## begin EXTRACTED INFORMATION

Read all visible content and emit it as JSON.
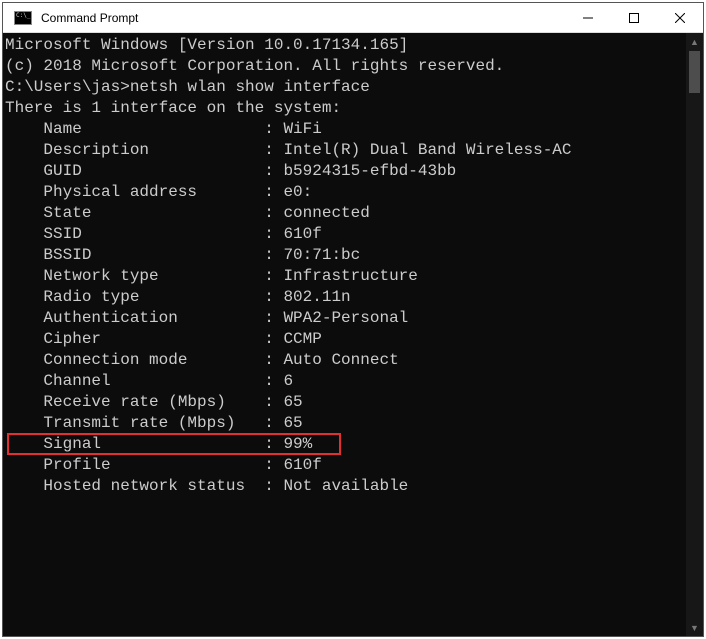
{
  "window": {
    "title": "Command Prompt"
  },
  "header": {
    "line1": "Microsoft Windows [Version 10.0.17134.165]",
    "line2": "(c) 2018 Microsoft Corporation. All rights reserved."
  },
  "prompt": {
    "path": "C:\\Users\\jas>",
    "command": "netsh wlan show interface"
  },
  "intro": "There is 1 interface on the system:",
  "fields": [
    {
      "label": "Name",
      "value": "WiFi"
    },
    {
      "label": "Description",
      "value": "Intel(R) Dual Band Wireless-AC"
    },
    {
      "label": "GUID",
      "value": "b5924315-efbd-43bb"
    },
    {
      "label": "Physical address",
      "value": "e0:"
    },
    {
      "label": "State",
      "value": "connected"
    },
    {
      "label": "SSID",
      "value": "610f"
    },
    {
      "label": "BSSID",
      "value": "70:71:bc"
    },
    {
      "label": "Network type",
      "value": "Infrastructure"
    },
    {
      "label": "Radio type",
      "value": "802.11n"
    },
    {
      "label": "Authentication",
      "value": "WPA2-Personal"
    },
    {
      "label": "Cipher",
      "value": "CCMP"
    },
    {
      "label": "Connection mode",
      "value": "Auto Connect"
    },
    {
      "label": "Channel",
      "value": "6"
    },
    {
      "label": "Receive rate (Mbps)",
      "value": "65"
    },
    {
      "label": "Transmit rate (Mbps)",
      "value": "65"
    },
    {
      "label": "Signal",
      "value": "99%",
      "highlight": true
    },
    {
      "label": "Profile",
      "value": "610f"
    }
  ],
  "footer": {
    "label": "Hosted network status",
    "value": "Not available"
  }
}
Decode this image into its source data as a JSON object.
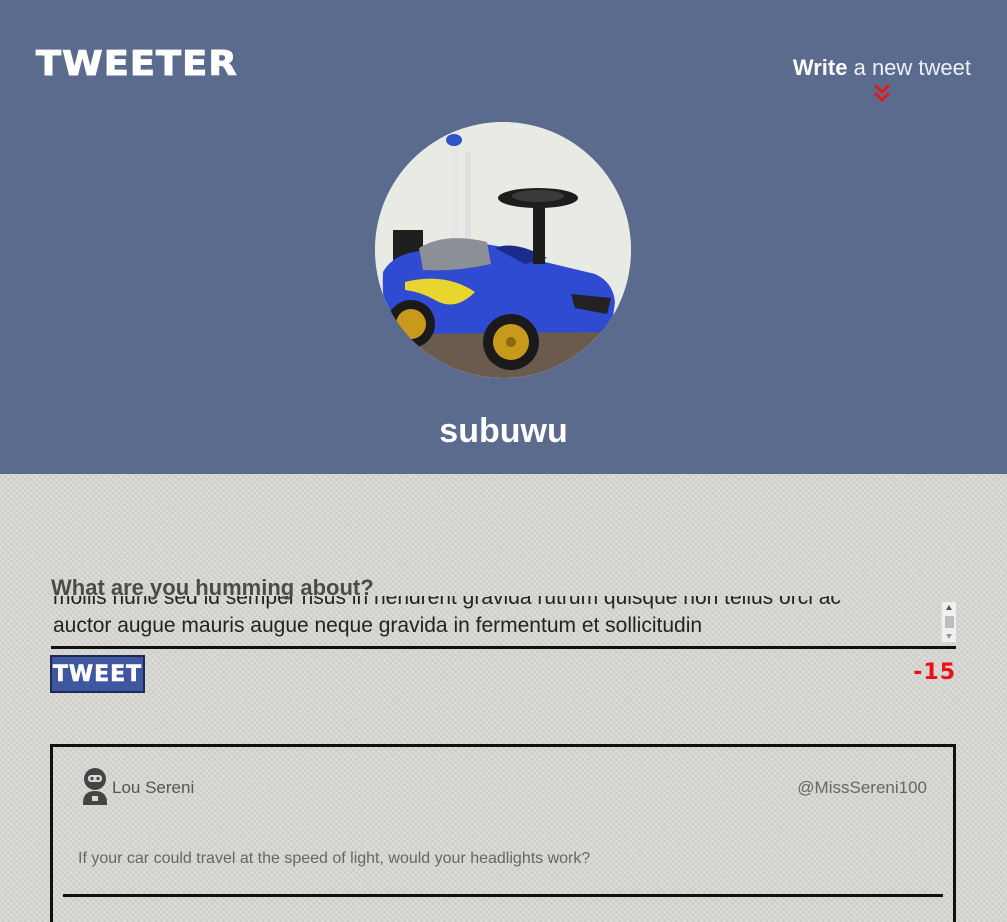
{
  "header": {
    "logo": "TWEETER",
    "compose_toggle": {
      "bold": "Write",
      "light": " a new tweet"
    },
    "chevron_color": "#e01b1b",
    "username": "subuwu"
  },
  "compose": {
    "label": "What are you humming about?",
    "text_line_1": "mollis nunc sed id semper risus in hendrerit gravida rutrum quisque non tellus orci ac",
    "text_line_2": "auctor augue mauris augue neque gravida in fermentum et sollicitudin",
    "button_label": "TWEET",
    "char_counter": "-15"
  },
  "tweets": [
    {
      "avatar_icon": "robot-avatar-icon",
      "user_name": "Lou Sereni",
      "handle": "@MissSereni100",
      "content": "If your car could travel at the speed of light, would your headlights work?"
    }
  ],
  "colors": {
    "header_bg": "#5a6b8e",
    "tweet_button_bg": "#3f56a0",
    "counter_negative": "#ee0f0f",
    "page_bg": "#d9d8d5"
  }
}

## end EXTRACTED INFORMATION

• WORK TO COMPLETE
Tally every line of the data that holds the word "JSON" and write the count alone.

• RESPONSE TO THE TASK
2